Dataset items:
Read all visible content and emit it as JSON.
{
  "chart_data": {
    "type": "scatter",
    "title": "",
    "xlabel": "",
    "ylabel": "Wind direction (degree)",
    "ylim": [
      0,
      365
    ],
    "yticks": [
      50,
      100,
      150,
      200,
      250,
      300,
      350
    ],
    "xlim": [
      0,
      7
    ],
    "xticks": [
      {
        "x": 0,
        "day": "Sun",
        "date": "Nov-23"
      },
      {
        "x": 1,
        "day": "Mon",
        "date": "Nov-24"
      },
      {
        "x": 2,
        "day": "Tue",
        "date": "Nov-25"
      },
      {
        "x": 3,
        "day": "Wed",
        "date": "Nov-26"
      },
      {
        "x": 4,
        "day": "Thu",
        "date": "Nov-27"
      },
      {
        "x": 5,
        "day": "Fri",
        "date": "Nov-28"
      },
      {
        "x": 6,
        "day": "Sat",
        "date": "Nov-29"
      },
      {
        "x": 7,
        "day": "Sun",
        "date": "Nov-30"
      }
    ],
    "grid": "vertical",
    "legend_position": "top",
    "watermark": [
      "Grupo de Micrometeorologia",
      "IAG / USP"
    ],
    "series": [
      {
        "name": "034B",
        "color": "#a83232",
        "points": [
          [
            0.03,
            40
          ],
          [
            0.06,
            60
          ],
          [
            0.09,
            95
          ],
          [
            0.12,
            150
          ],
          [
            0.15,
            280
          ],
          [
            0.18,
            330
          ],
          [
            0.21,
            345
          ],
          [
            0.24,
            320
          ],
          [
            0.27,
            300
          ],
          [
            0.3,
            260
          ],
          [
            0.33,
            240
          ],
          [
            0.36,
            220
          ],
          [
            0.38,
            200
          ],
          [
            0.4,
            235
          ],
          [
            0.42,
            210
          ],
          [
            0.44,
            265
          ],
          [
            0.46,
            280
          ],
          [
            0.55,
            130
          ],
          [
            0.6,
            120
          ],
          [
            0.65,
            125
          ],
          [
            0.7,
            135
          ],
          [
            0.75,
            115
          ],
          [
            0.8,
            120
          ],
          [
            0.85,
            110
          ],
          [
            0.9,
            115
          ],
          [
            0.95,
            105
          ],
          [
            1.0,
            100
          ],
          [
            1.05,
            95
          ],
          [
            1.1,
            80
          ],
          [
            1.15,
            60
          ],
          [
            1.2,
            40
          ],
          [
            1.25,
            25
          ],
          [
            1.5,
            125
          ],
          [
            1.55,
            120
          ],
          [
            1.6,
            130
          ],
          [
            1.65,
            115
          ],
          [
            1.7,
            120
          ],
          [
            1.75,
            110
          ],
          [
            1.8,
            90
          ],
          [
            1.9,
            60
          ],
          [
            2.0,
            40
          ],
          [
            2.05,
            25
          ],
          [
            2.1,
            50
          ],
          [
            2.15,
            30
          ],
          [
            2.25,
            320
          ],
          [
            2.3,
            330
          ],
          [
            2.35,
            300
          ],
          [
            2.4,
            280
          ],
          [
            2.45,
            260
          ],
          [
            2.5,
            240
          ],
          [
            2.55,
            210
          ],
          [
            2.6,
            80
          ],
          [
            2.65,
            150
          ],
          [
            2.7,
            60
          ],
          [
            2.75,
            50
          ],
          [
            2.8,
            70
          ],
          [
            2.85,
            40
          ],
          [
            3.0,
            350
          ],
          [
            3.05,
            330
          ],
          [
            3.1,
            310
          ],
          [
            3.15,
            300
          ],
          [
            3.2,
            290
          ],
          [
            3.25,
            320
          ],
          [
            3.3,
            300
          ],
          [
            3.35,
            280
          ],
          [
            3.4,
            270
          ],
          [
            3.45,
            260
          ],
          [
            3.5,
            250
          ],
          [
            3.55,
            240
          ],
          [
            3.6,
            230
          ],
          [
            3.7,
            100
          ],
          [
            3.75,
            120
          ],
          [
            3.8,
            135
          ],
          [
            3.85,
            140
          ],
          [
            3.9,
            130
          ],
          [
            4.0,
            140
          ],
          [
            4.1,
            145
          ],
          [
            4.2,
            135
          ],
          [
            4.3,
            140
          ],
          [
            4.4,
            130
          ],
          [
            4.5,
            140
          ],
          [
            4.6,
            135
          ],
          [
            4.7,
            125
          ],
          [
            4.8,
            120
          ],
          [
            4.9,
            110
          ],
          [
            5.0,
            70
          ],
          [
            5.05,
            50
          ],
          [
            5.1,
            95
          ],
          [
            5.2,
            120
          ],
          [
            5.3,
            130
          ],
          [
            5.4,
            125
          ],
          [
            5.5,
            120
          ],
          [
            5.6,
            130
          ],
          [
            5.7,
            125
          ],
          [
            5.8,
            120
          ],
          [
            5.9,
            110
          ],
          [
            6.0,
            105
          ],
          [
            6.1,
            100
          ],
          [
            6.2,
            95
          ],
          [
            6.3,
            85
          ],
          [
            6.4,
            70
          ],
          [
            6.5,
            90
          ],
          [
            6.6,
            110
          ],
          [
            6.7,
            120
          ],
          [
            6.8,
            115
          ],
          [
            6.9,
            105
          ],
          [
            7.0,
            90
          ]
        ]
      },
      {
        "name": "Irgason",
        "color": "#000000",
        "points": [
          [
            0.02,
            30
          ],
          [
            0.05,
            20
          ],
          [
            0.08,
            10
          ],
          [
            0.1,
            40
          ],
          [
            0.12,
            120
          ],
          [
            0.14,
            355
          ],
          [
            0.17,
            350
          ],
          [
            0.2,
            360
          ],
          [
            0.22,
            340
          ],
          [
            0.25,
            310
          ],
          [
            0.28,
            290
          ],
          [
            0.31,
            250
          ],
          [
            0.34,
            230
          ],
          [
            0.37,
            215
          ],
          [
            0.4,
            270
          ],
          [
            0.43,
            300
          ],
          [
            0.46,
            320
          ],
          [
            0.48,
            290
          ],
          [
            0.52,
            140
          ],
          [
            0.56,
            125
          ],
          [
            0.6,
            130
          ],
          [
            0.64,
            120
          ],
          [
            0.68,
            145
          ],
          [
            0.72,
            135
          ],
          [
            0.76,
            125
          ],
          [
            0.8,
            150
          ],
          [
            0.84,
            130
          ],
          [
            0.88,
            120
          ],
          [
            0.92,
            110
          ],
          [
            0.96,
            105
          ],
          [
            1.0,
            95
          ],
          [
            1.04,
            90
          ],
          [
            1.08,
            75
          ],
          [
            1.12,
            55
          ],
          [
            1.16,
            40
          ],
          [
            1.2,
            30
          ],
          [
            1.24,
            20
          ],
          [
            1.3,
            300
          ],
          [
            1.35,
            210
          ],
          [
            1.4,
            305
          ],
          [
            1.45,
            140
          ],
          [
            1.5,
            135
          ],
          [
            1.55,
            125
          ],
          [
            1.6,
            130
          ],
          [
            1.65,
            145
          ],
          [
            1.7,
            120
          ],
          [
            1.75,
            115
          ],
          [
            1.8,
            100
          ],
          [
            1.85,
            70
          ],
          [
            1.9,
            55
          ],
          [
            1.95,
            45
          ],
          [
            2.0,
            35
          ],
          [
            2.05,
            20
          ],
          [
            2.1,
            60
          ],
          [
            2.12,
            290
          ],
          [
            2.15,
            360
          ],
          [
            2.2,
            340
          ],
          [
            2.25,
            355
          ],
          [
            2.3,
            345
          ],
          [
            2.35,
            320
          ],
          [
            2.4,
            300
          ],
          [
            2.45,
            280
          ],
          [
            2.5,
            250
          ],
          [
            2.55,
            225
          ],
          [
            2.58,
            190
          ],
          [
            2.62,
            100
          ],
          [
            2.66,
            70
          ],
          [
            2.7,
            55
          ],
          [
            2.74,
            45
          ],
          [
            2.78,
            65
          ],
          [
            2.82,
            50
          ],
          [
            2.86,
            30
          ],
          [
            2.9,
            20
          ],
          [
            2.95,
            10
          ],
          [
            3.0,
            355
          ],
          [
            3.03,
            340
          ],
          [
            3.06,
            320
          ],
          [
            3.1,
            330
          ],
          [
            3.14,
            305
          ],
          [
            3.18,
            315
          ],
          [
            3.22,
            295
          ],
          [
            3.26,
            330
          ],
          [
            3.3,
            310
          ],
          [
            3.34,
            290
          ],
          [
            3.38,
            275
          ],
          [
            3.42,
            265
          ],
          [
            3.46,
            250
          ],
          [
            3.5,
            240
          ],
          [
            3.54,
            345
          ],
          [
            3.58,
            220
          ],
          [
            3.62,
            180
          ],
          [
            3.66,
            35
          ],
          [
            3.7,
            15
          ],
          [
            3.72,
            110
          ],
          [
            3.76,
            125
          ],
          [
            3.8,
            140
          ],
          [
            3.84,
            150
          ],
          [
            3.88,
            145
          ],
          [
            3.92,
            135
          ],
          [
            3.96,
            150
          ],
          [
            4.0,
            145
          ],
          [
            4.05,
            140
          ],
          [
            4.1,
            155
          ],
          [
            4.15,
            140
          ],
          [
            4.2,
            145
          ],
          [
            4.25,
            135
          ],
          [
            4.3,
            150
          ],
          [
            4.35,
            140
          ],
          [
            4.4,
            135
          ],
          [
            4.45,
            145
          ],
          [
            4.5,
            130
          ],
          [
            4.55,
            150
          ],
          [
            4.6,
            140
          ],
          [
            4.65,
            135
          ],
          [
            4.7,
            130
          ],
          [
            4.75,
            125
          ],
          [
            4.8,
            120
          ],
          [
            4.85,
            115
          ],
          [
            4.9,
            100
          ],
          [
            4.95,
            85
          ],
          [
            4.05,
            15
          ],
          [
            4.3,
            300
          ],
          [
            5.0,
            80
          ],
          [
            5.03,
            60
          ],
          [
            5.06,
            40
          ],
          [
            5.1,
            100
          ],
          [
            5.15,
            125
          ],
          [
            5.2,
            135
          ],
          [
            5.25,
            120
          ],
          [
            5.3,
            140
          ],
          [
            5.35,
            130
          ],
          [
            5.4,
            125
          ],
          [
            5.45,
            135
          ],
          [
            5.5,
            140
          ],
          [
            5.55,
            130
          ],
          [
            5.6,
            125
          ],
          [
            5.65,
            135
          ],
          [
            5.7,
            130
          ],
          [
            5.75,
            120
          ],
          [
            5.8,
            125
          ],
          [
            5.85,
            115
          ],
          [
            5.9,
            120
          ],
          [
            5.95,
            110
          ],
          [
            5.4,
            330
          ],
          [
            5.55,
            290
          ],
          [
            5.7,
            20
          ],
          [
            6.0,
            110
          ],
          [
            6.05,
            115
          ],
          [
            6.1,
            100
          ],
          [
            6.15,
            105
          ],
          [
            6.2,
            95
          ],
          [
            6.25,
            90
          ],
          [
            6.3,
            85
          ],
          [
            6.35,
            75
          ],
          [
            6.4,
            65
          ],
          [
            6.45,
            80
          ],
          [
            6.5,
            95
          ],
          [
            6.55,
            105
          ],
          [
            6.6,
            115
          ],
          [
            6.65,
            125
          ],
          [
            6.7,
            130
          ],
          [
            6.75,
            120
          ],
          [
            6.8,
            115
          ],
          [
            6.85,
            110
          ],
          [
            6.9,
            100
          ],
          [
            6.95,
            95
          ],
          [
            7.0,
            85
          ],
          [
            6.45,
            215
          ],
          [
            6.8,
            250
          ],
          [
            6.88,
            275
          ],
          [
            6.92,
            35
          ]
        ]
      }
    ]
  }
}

▶ Request
List every line above that contains the word "date".

▶ Solution to this problem
        "date": "Nov-23"
        "date": "Nov-24"
        "date": "Nov-25"
        "date": "Nov-26"
        "date": "Nov-27"
        "date": "Nov-28"
        "date": "Nov-29"
        "date": "Nov-30"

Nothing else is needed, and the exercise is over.